§ Records:
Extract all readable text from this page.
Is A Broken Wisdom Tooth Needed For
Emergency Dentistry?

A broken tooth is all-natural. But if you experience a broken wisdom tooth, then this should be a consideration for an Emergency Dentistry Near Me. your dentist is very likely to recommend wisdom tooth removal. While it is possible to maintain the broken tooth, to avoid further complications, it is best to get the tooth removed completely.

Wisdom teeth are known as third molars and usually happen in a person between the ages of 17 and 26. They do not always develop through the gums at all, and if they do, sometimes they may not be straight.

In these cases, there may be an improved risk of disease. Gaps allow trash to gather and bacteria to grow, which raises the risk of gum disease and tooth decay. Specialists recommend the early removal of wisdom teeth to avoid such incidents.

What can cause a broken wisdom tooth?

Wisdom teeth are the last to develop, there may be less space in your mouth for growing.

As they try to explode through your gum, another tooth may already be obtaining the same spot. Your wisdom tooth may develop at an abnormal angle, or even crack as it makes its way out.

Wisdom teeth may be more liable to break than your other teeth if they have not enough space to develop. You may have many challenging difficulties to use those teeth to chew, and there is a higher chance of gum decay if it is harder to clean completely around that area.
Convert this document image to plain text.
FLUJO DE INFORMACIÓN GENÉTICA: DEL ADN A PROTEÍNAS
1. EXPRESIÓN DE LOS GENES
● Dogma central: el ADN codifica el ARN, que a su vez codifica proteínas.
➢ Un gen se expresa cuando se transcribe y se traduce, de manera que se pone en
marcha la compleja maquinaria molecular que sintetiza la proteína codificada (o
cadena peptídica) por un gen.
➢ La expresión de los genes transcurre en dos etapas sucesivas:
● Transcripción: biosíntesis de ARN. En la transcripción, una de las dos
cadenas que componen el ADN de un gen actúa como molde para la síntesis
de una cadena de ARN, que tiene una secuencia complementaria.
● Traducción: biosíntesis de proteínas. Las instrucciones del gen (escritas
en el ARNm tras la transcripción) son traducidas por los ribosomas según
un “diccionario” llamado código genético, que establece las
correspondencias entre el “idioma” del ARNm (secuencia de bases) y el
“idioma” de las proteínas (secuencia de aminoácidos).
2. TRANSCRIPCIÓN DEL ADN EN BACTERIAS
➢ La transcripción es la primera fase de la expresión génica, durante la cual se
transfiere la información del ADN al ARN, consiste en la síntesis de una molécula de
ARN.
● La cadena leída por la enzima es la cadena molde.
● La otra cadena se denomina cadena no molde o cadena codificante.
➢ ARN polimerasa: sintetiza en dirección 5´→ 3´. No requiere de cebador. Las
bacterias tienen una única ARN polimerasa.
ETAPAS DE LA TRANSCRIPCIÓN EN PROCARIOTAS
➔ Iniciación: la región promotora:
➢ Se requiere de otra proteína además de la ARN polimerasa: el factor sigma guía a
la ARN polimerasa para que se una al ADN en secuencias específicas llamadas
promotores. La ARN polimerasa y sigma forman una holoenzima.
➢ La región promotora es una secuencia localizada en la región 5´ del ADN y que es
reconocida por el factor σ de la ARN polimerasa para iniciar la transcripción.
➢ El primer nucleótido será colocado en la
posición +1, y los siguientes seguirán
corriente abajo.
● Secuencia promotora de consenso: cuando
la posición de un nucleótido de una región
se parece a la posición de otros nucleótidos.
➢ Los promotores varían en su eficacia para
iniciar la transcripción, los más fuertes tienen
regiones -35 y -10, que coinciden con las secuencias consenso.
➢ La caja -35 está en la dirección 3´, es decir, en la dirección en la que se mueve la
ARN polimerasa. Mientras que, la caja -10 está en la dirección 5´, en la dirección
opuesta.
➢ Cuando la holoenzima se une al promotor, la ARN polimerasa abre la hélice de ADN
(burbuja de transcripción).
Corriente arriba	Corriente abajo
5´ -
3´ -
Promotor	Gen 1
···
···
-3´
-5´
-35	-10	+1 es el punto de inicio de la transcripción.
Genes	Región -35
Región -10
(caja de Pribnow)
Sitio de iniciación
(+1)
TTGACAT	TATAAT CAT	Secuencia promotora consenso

§ Task description:
Lines holding the word "ARNm" are the answer; copy every one from the records above.

§ Your response:
en el ARNm tras la transcripción) son traducidas por los ribosomas según
correspondencias entre el “idioma” del ARNm (secuencia de bases) y el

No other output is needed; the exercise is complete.